**TO BE DONE**
Nothing in the records may be left out or altered; reproduce them all exactly.

(Extracted records)
══════════

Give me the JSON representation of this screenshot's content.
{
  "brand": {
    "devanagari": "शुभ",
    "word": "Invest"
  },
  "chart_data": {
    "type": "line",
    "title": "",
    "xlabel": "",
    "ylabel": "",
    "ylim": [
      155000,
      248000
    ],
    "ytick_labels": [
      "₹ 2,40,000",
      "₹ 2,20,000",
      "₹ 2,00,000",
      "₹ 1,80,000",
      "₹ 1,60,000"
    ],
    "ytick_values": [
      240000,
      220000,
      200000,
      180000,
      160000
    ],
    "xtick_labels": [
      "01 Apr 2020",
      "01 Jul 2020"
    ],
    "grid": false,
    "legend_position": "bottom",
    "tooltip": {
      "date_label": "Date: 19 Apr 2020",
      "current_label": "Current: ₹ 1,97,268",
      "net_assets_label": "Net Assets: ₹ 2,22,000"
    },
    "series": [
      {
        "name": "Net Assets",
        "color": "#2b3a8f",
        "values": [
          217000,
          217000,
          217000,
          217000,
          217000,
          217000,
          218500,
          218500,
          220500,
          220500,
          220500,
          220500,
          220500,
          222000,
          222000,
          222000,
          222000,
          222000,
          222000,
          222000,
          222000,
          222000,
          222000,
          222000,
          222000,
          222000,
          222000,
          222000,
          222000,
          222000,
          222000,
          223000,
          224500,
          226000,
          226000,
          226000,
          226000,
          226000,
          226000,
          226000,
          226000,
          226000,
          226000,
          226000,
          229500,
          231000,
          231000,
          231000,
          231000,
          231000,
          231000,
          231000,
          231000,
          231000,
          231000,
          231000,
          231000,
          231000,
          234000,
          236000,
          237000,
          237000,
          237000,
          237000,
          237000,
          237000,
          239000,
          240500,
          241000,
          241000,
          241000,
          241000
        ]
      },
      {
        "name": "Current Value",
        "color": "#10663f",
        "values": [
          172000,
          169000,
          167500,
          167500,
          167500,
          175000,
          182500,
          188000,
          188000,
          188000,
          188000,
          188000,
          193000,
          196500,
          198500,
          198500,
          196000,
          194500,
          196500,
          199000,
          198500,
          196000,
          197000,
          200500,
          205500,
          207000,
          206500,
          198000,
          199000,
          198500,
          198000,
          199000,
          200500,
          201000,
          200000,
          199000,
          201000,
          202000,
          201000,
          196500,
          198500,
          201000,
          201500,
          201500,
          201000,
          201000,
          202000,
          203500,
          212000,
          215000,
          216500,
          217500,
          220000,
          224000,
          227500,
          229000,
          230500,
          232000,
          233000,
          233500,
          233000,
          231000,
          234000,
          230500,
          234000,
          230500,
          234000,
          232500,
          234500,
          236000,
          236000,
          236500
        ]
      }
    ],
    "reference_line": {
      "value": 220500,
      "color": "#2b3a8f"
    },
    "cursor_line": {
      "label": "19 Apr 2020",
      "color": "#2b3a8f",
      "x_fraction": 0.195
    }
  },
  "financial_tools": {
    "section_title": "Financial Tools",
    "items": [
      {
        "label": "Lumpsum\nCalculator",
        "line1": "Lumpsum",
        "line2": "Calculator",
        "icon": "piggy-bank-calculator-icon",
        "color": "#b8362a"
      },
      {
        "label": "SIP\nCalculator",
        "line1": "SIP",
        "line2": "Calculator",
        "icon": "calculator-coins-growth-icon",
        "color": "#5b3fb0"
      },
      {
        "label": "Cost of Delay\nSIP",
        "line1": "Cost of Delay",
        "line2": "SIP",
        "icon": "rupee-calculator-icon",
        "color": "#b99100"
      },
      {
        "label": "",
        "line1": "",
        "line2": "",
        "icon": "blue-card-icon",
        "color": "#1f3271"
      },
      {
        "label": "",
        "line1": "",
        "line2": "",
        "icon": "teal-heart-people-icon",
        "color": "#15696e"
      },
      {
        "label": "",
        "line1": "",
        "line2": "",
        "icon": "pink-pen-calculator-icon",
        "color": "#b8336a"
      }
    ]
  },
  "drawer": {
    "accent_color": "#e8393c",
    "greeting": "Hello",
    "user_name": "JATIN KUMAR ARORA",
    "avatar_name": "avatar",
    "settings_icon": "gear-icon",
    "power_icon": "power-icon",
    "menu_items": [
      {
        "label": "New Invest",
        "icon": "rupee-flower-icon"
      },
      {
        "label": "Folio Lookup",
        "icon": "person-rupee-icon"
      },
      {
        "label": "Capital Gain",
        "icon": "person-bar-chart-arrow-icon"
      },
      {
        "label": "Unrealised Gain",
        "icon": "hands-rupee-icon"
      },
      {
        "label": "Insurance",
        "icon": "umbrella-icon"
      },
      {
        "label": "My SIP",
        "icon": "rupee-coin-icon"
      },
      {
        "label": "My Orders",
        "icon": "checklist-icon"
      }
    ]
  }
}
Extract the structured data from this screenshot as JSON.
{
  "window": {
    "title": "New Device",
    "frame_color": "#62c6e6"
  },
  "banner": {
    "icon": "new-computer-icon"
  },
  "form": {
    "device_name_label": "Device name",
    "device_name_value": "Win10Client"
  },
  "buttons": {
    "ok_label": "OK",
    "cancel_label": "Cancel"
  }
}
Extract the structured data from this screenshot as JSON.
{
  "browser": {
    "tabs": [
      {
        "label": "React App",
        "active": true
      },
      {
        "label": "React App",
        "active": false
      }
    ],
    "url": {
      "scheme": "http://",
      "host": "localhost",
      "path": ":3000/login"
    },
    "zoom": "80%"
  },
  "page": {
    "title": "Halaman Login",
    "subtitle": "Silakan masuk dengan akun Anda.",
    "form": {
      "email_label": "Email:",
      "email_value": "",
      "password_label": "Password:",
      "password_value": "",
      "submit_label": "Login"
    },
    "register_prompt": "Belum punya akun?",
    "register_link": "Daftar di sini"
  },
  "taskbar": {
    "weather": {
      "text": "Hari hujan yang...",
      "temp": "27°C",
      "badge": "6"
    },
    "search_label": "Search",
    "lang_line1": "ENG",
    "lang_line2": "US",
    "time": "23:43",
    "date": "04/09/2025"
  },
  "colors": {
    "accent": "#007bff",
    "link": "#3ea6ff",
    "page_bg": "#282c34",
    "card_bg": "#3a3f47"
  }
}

══════════

**ANSWER TO THE TASK**
Give me the JSON representation of this screenshot's content.
{
  "brand": {
    "devanagari": "शुभ",
    "word": "Invest"
  },
  "chart_data": {
    "type": "line",
    "title": "",
    "xlabel": "",
    "ylabel": "",
    "ylim": [
      155000,
      248000
    ],
    "ytick_labels": [
      "₹ 2,40,000",
      "₹ 2,20,000",
      "₹ 2,00,000",
      "₹ 1,80,000",
      "₹ 1,60,000"
    ],
    "ytick_values": [
      240000,
      220000,
      200000,
      180000,
      160000
    ],
    "xtick_labels": [
      "01 Apr 2020",
      "01 Jul 2020"
    ],
    "grid": false,
    "legend_position": "bottom",
    "tooltip": {
      "date_label": "Date: 19 Apr 2020",
      "current_label": "Current: ₹ 1,97,268",
      "net_assets_label": "Net Assets: ₹ 2,22,000"
    },
    "series": [
      {
        "name": "Net Assets",
        "color": "#2b3a8f",
        "values": [
          217000,
          217000,
          217000,
          217000,
          217000,
          217000,
          218500,
          218500,
          220500,
          220500,
          220500,
          220500,
          220500,
          222000,
          222000,
          222000,
          222000,
          222000,
          222000,
          222000,
          222000,
          222000,
          222000,
          222000,
          222000,
          222000,
          222000,
          222000,
          222000,
          222000,
          222000,
          223000,
          224500,
          226000,
          226000,
          226000,
          226000,
          226000,
          226000,
          226000,
          226000,
          226000,
          226000,
          226000,
          229500,
          231000,
          231000,
          231000,
          231000,
          231000,
          231000,
          231000,
          231000,
          231000,
          231000,
          231000,
          231000,
          231000,
          234000,
          236000,
          237000,
          237000,
          237000,
          237000,
          237000,
          237000,
          239000,
          240500,
          241000,
          241000,
          241000,
          241000
        ]
      },
      {
        "name": "Current Value",
        "color": "#10663f",
        "values": [
          172000,
          169000,
          167500,
          167500,
          167500,
          175000,
          182500,
          188000,
          188000,
          188000,
          188000,
          188000,
          193000,
          196500,
          198500,
          198500,
          196000,
          194500,
          196500,
          199000,
          198500,
          196000,
          197000,
          200500,
          205500,
          207000,
          206500,
          198000,
          199000,
          198500,
          198000,
          199000,
          200500,
          201000,
          200000,
          199000,
          201000,
          202000,
          201000,
          196500,
          198500,
          201000,
          201500,
          201500,
          201000,
          201000,
          202000,
          203500,
          212000,
          215000,
          216500,
          217500,
          220000,
          224000,
          227500,
          229000,
          230500,
          232000,
          233000,
          233500,
          233000,
          231000,
          234000,
          230500,
          234000,
          230500,
          234000,
          232500,
          234500,
          236000,
          236000,
          236500
        ]
      }
    ],
    "reference_line": {
      "value": 220500,
      "color": "#2b3a8f"
    },
    "cursor_line": {
      "label": "19 Apr 2020",
      "color": "#2b3a8f",
      "x_fraction": 0.195
    }
  },
  "financial_tools": {
    "section_title": "Financial Tools",
    "items": [
      {
        "label": "Lumpsum\nCalculator",
        "line1": "Lumpsum",
        "line2": "Calculator",
        "icon": "piggy-bank-calculator-icon",
        "color": "#b8362a"
      },
      {
        "label": "SIP\nCalculator",
        "line1": "SIP",
        "line2": "Calculator",
        "icon": "calculator-coins-growth-icon",
        "color": "#5b3fb0"
      },
      {
        "label": "Cost of Delay\nSIP",
        "line1": "Cost of Delay",
        "line2": "SIP",
        "icon": "rupee-calculator-icon",
        "color": "#b99100"
      },
      {
        "label": "",
        "line1": "",
        "line2": "",
        "icon": "blue-card-icon",
        "color": "#1f3271"
      },
      {
        "label": "",
        "line1": "",
        "line2": "",
        "icon": "teal-heart-people-icon",
        "color": "#15696e"
      },
      {
        "label": "",
        "line1": "",
        "line2": "",
        "icon": "pink-pen-calculator-icon",
        "color": "#b8336a"
      }
    ]
  },
  "drawer": {
    "accent_color": "#e8393c",
    "greeting": "Hello",
    "user_name": "JATIN KUMAR ARORA",
    "avatar_name": "avatar",
    "settings_icon": "gear-icon",
    "power_icon": "power-icon",
    "menu_items": [
      {
        "label": "New Invest",
        "icon": "rupee-flower-icon"
      },
      {
        "label": "Folio Lookup",
        "icon": "person-rupee-icon"
      },
      {
        "label": "Capital Gain",
        "icon": "person-bar-chart-arrow-icon"
      },
      {
        "label": "Unrealised Gain",
        "icon": "hands-rupee-icon"
      },
      {
        "label": "Insurance",
        "icon": "umbrella-icon"
      },
      {
        "label": "My SIP",
        "icon": "rupee-coin-icon"
      },
      {
        "label": "My Orders",
        "icon": "checklist-icon"
      }
    ]
  }
}
Extract the structured data from this screenshot as JSON.
{
  "window": {
    "title": "New Device",
    "frame_color": "#62c6e6"
  },
  "banner": {
    "icon": "new-computer-icon"
  },
  "form": {
    "device_name_label": "Device name",
    "device_name_value": "Win10Client"
  },
  "buttons": {
    "ok_label": "OK",
    "cancel_label": "Cancel"
  }
}
Extract the structured data from this screenshot as JSON.
{
  "browser": {
    "tabs": [
      {
        "label": "React App",
        "active": true
      },
      {
        "label": "React App",
        "active": false
      }
    ],
    "url": {
      "scheme": "http://",
      "host": "localhost",
      "path": ":3000/login"
    },
    "zoom": "80%"
  },
  "page": {
    "title": "Halaman Login",
    "subtitle": "Silakan masuk dengan akun Anda.",
    "form": {
      "email_label": "Email:",
      "email_value": "",
      "password_label": "Password:",
      "password_value": "",
      "submit_label": "Login"
    },
    "register_prompt": "Belum punya akun?",
    "register_link": "Daftar di sini"
  },
  "taskbar": {
    "weather": {
      "text": "Hari hujan yang...",
      "temp": "27°C",
      "badge": "6"
    },
    "search_label": "Search",
    "lang_line1": "ENG",
    "lang_line2": "US",
    "time": "23:43",
    "date": "04/09/2025"
  },
  "colors": {
    "accent": "#007bff",
    "link": "#3ea6ff",
    "page_bg": "#282c34",
    "card_bg": "#3a3f47"
  }
}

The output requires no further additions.